━━━ Dataset content ━━━

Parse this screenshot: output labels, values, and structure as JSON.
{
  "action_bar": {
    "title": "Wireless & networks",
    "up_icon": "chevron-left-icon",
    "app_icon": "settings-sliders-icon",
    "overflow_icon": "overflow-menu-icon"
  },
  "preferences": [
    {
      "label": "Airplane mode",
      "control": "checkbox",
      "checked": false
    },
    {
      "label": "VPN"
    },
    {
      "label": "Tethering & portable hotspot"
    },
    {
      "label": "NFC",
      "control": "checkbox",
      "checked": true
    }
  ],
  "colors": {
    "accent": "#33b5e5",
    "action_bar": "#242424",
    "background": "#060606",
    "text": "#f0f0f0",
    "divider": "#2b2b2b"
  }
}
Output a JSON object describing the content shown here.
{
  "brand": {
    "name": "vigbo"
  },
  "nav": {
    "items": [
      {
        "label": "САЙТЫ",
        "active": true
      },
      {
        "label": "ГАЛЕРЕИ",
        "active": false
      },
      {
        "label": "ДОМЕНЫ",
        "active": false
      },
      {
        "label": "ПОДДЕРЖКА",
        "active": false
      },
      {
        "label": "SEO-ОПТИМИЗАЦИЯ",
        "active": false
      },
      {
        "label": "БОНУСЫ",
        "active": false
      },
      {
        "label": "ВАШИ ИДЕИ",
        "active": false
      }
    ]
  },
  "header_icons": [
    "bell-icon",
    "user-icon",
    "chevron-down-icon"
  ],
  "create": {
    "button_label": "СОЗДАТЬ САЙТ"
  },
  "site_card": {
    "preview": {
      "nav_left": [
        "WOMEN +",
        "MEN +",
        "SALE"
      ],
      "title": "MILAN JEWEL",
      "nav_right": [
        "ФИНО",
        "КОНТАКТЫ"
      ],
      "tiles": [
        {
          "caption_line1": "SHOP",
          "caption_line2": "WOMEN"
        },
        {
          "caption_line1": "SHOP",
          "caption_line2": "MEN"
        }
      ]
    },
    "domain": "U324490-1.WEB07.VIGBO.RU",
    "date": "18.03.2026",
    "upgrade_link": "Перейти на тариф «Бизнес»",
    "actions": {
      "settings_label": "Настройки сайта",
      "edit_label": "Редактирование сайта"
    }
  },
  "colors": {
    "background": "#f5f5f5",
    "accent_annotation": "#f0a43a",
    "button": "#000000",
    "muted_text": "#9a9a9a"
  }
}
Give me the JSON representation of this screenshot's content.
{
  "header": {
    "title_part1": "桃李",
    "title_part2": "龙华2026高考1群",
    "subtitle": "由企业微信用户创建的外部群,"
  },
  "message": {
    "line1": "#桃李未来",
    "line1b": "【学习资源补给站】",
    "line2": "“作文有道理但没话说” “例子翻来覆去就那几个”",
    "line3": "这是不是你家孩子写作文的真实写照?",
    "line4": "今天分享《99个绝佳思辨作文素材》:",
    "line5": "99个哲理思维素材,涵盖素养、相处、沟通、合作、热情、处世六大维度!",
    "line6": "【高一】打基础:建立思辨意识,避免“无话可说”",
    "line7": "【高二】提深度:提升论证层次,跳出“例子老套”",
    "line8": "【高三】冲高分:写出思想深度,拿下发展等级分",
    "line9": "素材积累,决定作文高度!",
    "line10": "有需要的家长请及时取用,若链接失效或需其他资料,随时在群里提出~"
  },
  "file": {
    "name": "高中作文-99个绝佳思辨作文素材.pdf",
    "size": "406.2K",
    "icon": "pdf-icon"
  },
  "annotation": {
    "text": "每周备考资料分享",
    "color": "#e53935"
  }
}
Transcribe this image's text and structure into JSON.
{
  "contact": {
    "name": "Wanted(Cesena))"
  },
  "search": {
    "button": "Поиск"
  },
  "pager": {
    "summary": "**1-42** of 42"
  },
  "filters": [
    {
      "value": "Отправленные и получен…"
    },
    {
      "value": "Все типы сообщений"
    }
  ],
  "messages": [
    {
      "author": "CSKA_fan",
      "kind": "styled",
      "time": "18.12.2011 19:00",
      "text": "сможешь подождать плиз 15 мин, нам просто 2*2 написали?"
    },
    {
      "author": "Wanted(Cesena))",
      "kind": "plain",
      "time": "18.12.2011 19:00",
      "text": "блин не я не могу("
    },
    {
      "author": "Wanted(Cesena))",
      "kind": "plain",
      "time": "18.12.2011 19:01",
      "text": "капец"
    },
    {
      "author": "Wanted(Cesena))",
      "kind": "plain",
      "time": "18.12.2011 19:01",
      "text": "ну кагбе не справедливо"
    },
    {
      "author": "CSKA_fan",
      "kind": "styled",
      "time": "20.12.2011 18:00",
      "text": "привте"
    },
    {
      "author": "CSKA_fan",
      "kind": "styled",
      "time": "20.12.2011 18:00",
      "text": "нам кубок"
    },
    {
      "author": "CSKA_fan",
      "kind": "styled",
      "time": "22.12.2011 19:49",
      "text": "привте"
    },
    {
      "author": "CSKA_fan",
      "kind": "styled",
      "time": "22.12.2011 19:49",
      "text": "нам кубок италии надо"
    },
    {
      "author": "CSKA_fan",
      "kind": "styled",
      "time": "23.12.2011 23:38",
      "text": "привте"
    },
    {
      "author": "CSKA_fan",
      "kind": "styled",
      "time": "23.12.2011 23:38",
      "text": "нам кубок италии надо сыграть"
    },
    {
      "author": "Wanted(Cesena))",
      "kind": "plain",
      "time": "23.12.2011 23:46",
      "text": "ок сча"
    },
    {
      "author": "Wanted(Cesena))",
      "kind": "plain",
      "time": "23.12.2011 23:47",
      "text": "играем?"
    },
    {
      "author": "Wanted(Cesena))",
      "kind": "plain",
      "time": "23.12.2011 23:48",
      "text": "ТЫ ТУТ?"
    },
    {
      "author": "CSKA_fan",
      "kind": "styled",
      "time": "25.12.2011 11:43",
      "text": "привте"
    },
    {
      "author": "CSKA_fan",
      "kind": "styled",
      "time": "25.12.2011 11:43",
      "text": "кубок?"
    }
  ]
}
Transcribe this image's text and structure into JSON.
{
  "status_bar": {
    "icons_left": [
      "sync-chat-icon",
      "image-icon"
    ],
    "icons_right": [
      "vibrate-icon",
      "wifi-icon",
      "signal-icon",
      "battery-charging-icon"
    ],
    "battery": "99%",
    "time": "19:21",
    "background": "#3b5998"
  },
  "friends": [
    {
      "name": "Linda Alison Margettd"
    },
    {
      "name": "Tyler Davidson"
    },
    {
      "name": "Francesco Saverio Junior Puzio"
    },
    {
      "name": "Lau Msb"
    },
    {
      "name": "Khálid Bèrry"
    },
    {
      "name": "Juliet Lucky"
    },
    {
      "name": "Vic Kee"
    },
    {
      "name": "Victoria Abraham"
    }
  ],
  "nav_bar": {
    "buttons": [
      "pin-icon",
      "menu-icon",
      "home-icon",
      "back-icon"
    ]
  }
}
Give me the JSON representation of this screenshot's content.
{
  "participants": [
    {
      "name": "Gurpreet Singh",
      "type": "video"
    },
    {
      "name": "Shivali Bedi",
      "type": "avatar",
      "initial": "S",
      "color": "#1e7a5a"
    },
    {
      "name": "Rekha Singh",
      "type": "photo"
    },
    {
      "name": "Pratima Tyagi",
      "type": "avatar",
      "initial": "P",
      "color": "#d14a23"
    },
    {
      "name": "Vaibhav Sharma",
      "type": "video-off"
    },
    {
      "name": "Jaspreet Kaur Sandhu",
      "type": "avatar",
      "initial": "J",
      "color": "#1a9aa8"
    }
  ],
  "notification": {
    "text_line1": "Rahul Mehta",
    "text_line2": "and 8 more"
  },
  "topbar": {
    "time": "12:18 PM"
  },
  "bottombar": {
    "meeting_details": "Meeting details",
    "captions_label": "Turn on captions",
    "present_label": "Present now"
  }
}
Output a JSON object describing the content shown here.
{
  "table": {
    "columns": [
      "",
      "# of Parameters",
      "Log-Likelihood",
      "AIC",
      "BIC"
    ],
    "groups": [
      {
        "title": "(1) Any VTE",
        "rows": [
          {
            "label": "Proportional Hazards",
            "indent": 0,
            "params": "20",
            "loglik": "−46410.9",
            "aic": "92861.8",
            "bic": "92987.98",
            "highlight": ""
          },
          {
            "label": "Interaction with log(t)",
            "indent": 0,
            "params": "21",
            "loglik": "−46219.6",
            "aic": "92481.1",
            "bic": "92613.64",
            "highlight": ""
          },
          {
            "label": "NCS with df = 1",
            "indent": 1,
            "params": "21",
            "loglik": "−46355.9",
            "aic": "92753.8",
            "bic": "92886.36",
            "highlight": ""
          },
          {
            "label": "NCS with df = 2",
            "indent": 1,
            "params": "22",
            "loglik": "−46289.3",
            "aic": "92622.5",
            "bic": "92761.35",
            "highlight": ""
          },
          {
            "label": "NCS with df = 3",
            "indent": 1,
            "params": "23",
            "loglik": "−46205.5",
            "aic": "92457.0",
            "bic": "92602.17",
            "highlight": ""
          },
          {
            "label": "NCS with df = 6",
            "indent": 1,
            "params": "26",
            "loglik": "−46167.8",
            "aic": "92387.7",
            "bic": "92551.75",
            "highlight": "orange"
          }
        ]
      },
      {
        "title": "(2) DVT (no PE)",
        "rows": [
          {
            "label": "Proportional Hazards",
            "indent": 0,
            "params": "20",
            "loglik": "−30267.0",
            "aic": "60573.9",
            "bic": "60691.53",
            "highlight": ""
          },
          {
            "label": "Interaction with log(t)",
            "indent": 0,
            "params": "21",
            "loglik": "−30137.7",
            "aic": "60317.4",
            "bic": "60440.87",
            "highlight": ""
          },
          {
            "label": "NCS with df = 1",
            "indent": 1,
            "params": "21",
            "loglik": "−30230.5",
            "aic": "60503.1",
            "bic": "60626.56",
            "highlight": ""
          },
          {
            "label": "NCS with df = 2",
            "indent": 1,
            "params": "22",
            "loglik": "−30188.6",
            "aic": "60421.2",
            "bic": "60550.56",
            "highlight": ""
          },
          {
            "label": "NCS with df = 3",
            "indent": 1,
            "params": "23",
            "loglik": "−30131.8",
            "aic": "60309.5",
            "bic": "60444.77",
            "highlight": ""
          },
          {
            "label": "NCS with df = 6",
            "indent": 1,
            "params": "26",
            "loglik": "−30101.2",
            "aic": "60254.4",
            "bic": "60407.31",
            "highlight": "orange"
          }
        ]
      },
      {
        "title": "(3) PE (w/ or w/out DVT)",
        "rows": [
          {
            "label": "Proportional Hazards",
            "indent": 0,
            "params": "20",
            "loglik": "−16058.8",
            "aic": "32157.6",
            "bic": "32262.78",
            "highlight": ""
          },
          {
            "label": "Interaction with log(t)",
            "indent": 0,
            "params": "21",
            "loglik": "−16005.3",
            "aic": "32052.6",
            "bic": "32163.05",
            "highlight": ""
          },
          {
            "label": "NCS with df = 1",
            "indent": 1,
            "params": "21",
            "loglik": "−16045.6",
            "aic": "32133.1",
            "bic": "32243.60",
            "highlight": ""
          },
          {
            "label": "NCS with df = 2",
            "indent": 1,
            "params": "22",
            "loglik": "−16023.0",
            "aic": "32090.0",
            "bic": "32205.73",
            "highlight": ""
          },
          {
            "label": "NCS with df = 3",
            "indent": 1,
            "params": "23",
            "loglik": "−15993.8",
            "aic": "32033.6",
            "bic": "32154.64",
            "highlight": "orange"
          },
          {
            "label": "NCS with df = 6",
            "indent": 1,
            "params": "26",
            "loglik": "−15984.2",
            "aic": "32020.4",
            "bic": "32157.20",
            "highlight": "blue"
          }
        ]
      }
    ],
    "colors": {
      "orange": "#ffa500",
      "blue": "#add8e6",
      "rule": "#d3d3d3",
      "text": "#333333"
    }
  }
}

━━━

§ Job
Search the material above for "италии". Pull out each line where it shows up.

§ Result for this task
      "text": "нам кубок италии надо"
      "text": "нам кубок италии надо сыграть"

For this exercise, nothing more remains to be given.